▸ Objective
Rewrite the entries from the start of the records through the line that contains "row-header-21[interactable]: 21 <box>0", inclusive. Replace every "attendance-cell" with "attendance-field" and leave everything else unchanged.

━━ Raw data ━━

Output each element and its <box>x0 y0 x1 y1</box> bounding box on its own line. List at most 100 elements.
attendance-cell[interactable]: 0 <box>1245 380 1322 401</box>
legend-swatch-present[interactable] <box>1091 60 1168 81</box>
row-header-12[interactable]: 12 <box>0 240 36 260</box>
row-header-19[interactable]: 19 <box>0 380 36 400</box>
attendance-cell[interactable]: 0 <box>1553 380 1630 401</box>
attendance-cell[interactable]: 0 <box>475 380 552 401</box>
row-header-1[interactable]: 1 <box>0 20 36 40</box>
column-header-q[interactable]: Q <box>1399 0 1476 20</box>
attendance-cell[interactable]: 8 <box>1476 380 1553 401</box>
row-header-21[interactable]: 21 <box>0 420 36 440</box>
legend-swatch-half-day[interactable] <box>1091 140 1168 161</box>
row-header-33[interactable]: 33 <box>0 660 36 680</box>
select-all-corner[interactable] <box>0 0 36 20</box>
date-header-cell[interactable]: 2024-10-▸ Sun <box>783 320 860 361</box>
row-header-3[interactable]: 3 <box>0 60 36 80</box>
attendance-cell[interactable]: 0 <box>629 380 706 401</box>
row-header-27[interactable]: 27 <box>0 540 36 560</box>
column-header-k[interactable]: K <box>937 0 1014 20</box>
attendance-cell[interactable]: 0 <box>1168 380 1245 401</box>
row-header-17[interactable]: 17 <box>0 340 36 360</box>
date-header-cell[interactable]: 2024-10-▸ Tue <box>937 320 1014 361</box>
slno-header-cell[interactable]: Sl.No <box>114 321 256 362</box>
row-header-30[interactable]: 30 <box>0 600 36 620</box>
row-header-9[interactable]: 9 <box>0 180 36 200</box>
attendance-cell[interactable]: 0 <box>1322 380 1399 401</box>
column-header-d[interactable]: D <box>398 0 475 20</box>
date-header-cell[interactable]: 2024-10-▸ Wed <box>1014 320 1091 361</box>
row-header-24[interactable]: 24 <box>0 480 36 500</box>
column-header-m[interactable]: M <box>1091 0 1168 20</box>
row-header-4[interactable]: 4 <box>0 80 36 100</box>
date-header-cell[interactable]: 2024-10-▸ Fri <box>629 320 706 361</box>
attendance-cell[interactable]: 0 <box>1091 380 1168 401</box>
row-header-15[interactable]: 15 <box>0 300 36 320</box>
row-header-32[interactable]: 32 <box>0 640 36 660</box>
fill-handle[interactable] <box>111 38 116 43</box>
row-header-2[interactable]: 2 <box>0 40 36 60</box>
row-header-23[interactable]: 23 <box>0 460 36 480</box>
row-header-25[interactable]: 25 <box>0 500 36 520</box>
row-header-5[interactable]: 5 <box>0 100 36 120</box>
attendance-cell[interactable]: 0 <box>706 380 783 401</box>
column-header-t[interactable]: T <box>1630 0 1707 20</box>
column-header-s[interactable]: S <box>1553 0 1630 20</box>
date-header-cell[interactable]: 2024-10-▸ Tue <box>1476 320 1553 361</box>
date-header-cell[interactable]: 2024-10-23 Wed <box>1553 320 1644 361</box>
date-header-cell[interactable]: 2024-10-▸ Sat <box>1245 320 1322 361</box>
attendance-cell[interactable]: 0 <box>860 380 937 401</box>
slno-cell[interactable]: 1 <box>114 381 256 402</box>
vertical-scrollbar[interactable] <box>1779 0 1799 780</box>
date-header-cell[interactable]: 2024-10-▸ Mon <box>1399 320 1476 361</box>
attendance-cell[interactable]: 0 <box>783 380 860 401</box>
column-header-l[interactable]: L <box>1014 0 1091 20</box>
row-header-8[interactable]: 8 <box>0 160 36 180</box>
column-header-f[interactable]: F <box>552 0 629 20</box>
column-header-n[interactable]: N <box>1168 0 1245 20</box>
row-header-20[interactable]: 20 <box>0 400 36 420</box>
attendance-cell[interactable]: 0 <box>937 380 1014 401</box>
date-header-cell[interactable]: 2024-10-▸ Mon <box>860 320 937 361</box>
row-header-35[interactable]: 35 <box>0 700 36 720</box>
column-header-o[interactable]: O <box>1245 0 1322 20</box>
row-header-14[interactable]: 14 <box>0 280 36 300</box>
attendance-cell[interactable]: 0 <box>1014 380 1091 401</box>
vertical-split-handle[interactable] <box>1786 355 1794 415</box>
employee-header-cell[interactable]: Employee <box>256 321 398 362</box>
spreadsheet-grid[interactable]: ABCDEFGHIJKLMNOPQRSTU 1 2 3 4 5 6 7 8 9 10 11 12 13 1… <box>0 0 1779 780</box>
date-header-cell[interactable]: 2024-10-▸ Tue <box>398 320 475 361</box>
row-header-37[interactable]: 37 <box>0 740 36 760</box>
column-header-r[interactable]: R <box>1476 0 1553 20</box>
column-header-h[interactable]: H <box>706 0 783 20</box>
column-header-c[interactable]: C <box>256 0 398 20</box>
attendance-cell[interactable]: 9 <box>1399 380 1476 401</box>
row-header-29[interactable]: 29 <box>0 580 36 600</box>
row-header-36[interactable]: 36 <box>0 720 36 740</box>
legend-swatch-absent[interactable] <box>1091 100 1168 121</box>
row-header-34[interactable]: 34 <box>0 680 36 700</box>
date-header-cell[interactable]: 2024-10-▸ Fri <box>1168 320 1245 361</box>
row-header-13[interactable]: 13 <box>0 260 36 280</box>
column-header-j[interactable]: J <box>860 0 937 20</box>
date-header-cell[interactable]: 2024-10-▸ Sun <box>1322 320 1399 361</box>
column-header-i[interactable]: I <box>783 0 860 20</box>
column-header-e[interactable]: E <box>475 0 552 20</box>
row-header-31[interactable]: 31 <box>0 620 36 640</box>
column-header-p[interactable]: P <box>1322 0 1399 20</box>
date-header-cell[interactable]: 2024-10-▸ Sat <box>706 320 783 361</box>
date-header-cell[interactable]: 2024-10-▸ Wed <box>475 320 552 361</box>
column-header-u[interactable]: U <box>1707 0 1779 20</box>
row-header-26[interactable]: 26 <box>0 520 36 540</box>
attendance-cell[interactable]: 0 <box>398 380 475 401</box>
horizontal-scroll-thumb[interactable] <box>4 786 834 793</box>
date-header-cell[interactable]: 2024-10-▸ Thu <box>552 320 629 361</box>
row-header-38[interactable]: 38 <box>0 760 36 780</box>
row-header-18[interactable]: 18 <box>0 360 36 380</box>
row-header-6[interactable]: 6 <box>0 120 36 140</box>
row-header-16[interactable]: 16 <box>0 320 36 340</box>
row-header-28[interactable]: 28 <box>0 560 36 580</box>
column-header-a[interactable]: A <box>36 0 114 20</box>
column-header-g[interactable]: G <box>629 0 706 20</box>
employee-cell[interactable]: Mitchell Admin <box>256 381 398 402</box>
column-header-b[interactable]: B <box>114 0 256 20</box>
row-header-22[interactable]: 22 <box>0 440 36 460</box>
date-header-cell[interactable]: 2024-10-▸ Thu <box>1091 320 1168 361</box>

━━━

▸ Written answer
Output each element and its <box>x0 y0 x1 y1</box> bounding box on its own line. List at most 100 elements.
attendance-field[interactable]: 0 <box>1245 380 1322 401</box>
legend-swatch-present[interactable] <box>1091 60 1168 81</box>
row-header-12[interactable]: 12 <box>0 240 36 260</box>
row-header-19[interactable]: 19 <box>0 380 36 400</box>
attendance-field[interactable]: 0 <box>1553 380 1630 401</box>
attendance-field[interactable]: 0 <box>475 380 552 401</box>
row-header-1[interactable]: 1 <box>0 20 36 40</box>
column-header-q[interactable]: Q <box>1399 0 1476 20</box>
attendance-field[interactable]: 8 <box>1476 380 1553 401</box>
row-header-21[interactable]: 21 <box>0 420 36 440</box>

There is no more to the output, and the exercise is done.